• Directive:
Copy each entry as it stands, leaving nothing out.

Entries start

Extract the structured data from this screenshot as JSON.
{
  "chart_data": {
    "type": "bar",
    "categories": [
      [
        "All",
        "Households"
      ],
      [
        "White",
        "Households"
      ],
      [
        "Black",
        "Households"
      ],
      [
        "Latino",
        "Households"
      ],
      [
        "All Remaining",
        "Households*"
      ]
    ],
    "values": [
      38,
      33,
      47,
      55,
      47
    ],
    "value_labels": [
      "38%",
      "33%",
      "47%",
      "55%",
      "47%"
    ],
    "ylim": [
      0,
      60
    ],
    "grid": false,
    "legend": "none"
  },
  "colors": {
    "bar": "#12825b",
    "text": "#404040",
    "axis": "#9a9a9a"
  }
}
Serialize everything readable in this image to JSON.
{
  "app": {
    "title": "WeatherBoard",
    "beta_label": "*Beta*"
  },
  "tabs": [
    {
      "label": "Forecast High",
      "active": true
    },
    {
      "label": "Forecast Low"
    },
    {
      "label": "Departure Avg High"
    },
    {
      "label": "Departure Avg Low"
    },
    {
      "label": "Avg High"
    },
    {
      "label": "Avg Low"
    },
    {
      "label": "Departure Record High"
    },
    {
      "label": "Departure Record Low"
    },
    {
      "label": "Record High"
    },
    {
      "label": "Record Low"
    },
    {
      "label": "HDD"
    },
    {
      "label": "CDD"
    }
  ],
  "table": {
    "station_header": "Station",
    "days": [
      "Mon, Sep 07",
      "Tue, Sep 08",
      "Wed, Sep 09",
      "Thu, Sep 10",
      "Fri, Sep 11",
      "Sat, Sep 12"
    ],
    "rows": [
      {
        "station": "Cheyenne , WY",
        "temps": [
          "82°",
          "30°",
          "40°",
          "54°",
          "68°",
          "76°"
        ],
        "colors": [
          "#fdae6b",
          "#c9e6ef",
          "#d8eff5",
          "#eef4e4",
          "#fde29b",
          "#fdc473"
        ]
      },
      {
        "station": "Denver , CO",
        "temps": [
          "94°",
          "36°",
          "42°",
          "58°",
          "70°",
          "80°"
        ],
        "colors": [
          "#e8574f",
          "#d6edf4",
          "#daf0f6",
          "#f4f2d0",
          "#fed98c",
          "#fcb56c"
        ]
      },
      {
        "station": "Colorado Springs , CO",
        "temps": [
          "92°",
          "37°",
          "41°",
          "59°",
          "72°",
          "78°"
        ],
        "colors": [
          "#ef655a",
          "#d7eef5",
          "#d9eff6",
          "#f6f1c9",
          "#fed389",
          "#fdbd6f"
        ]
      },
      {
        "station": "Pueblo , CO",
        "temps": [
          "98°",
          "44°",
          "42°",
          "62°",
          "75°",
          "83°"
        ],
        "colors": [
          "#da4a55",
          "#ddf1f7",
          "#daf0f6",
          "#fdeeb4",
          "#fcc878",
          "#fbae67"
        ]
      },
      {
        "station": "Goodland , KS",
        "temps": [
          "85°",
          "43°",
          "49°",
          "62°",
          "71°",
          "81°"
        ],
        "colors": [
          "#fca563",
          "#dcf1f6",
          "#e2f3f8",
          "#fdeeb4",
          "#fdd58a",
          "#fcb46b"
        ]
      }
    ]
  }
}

Entries end

• Expected answer:
Extract the structured data from this screenshot as JSON.
{
  "chart_data": {
    "type": "bar",
    "categories": [
      [
        "All",
        "Households"
      ],
      [
        "White",
        "Households"
      ],
      [
        "Black",
        "Households"
      ],
      [
        "Latino",
        "Households"
      ],
      [
        "All Remaining",
        "Households*"
      ]
    ],
    "values": [
      38,
      33,
      47,
      55,
      47
    ],
    "value_labels": [
      "38%",
      "33%",
      "47%",
      "55%",
      "47%"
    ],
    "ylim": [
      0,
      60
    ],
    "grid": false,
    "legend": "none"
  },
  "colors": {
    "bar": "#12825b",
    "text": "#404040",
    "axis": "#9a9a9a"
  }
}
Serialize everything readable in this image to JSON.
{
  "app": {
    "title": "WeatherBoard",
    "beta_label": "*Beta*"
  },
  "tabs": [
    {
      "label": "Forecast High",
      "active": true
    },
    {
      "label": "Forecast Low"
    },
    {
      "label": "Departure Avg High"
    },
    {
      "label": "Departure Avg Low"
    },
    {
      "label": "Avg High"
    },
    {
      "label": "Avg Low"
    },
    {
      "label": "Departure Record High"
    },
    {
      "label": "Departure Record Low"
    },
    {
      "label": "Record High"
    },
    {
      "label": "Record Low"
    },
    {
      "label": "HDD"
    },
    {
      "label": "CDD"
    }
  ],
  "table": {
    "station_header": "Station",
    "days": [
      "Mon, Sep 07",
      "Tue, Sep 08",
      "Wed, Sep 09",
      "Thu, Sep 10",
      "Fri, Sep 11",
      "Sat, Sep 12"
    ],
    "rows": [
      {
        "station": "Cheyenne , WY",
        "temps": [
          "82°",
          "30°",
          "40°",
          "54°",
          "68°",
          "76°"
        ],
        "colors": [
          "#fdae6b",
          "#c9e6ef",
          "#d8eff5",
          "#eef4e4",
          "#fde29b",
          "#fdc473"
        ]
      },
      {
        "station": "Denver , CO",
        "temps": [
          "94°",
          "36°",
          "42°",
          "58°",
          "70°",
          "80°"
        ],
        "colors": [
          "#e8574f",
          "#d6edf4",
          "#daf0f6",
          "#f4f2d0",
          "#fed98c",
          "#fcb56c"
        ]
      },
      {
        "station": "Colorado Springs , CO",
        "temps": [
          "92°",
          "37°",
          "41°",
          "59°",
          "72°",
          "78°"
        ],
        "colors": [
          "#ef655a",
          "#d7eef5",
          "#d9eff6",
          "#f6f1c9",
          "#fed389",
          "#fdbd6f"
        ]
      },
      {
        "station": "Pueblo , CO",
        "temps": [
          "98°",
          "44°",
          "42°",
          "62°",
          "75°",
          "83°"
        ],
        "colors": [
          "#da4a55",
          "#ddf1f7",
          "#daf0f6",
          "#fdeeb4",
          "#fcc878",
          "#fbae67"
        ]
      },
      {
        "station": "Goodland , KS",
        "temps": [
          "85°",
          "43°",
          "49°",
          "62°",
          "71°",
          "81°"
        ],
        "colors": [
          "#fca563",
          "#dcf1f6",
          "#e2f3f8",
          "#fdeeb4",
          "#fdd58a",
          "#fcb46b"
        ]
      }
    ]
  }
}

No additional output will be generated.